(Stored data entries)
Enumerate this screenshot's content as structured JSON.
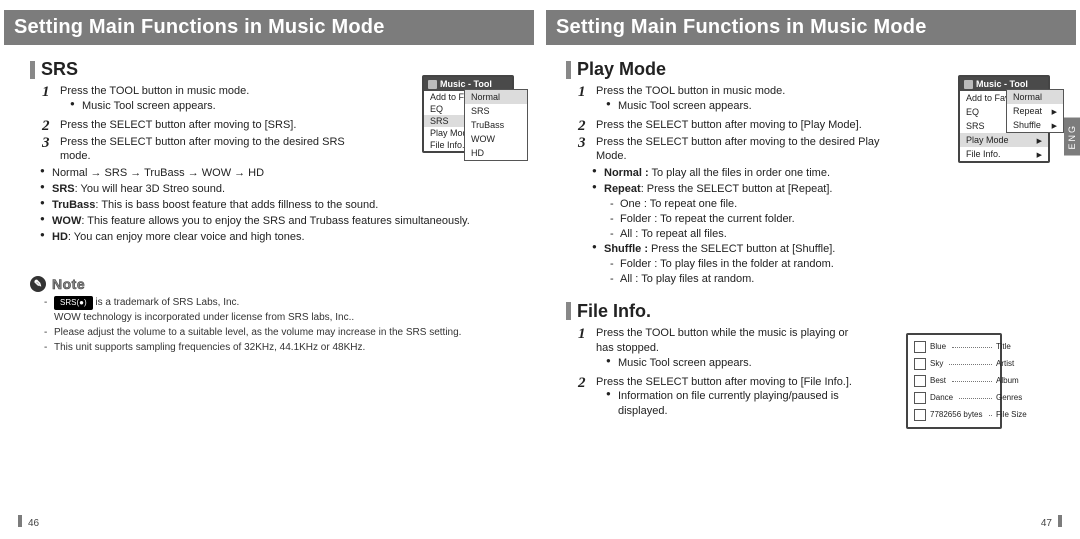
{
  "lang_tab": "ENG",
  "left": {
    "page_title": "Setting Main Functions in Music Mode",
    "srs": {
      "heading": "SRS",
      "step1": "Press the TOOL button in music mode.",
      "step1_sub": "Music Tool screen appears.",
      "step2": "Press the SELECT button after moving to [SRS].",
      "step3": "Press the SELECT button after moving to the desired SRS mode.",
      "chain": "Normal → SRS → TruBass → WOW → HD",
      "desc_srs_label": "SRS",
      "desc_srs": ": You will hear 3D Streo sound.",
      "desc_tru_label": "TruBass",
      "desc_tru": ": This is bass boost feature that adds fillness to the sound.",
      "desc_wow_label": "WOW",
      "desc_wow": ": This feature allows you to enjoy the SRS and Trubass features simultaneously.",
      "desc_hd_label": "HD",
      "desc_hd": ": You can enjoy more clear voice and high tones.",
      "menu_title": "Music - Tool",
      "menu_items": {
        "add": "Add to Favorites",
        "eq": "EQ",
        "srs": "SRS",
        "play": "Play Mode",
        "file": "File Info."
      },
      "dropdown": {
        "normal": "Normal",
        "srs": "SRS",
        "trubass": "TruBass",
        "wow": "WOW",
        "hd": "HD"
      }
    },
    "note": {
      "label": "Note",
      "tm_chip": "SRS(●)",
      "tm_text": " is a trademark of SRS Labs, Inc.",
      "wow_text": "WOW technology is incorporated under license from SRS labs, Inc..",
      "vol_text": "Please adjust the volume to a suitable level, as the volume may increase in the SRS setting.",
      "freq_text": "This unit supports sampling frequencies of 32KHz, 44.1KHz or 48KHz."
    },
    "page_num": "46"
  },
  "right": {
    "page_title": "Setting Main Functions in Music Mode",
    "play": {
      "heading": "Play Mode",
      "step1": "Press the TOOL button in music mode.",
      "step1_sub": "Music Tool screen appears.",
      "step2": "Press the SELECT button after moving to [Play Mode].",
      "step3": "Press the SELECT button after moving to the desired Play Mode.",
      "normal_label": "Normal :",
      "normal_text": " To play all the files in order one time.",
      "repeat_label": "Repeat",
      "repeat_text": ": Press the SELECT button at [Repeat].",
      "repeat_one": "One : To repeat one file.",
      "repeat_folder": "Folder : To repeat the current folder.",
      "repeat_all": "All : To repeat all files.",
      "shuffle_label": "Shuffle :",
      "shuffle_text": " Press the SELECT button at [Shuffle].",
      "shuffle_folder": "Folder : To play files in the folder at random.",
      "shuffle_all": "All : To play files at random.",
      "menu_title": "Music - Tool",
      "menu_items": {
        "add": "Add to Favorites",
        "eq": "EQ",
        "srs": "SRS",
        "play": "Play Mode",
        "file": "File Info."
      },
      "dropdown": {
        "normal": "Normal",
        "repeat": "Repeat",
        "shuffle": "Shuffle"
      }
    },
    "file": {
      "heading": "File Info.",
      "step1": "Press the TOOL button while the music is playing or has stopped.",
      "step1_sub": "Music Tool screen appears.",
      "step2": "Press the SELECT button after moving to [File Info.].",
      "step2_sub": "Information on file currently playing/paused is displayed.",
      "rows": {
        "title_val": "Blue",
        "title_lab": "Title",
        "artist_val": "Sky",
        "artist_lab": "Artist",
        "album_val": "Best",
        "album_lab": "Album",
        "genres_val": "Dance",
        "genres_lab": "Genres",
        "size_val": "7782656 bytes",
        "size_lab": "File Size"
      }
    },
    "page_num": "47"
  }
}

— PROBLEM STATEMENT —
Give the number of lines above that hold the word "heading", and nothing more.

— WRITTEN RESPONSE —
3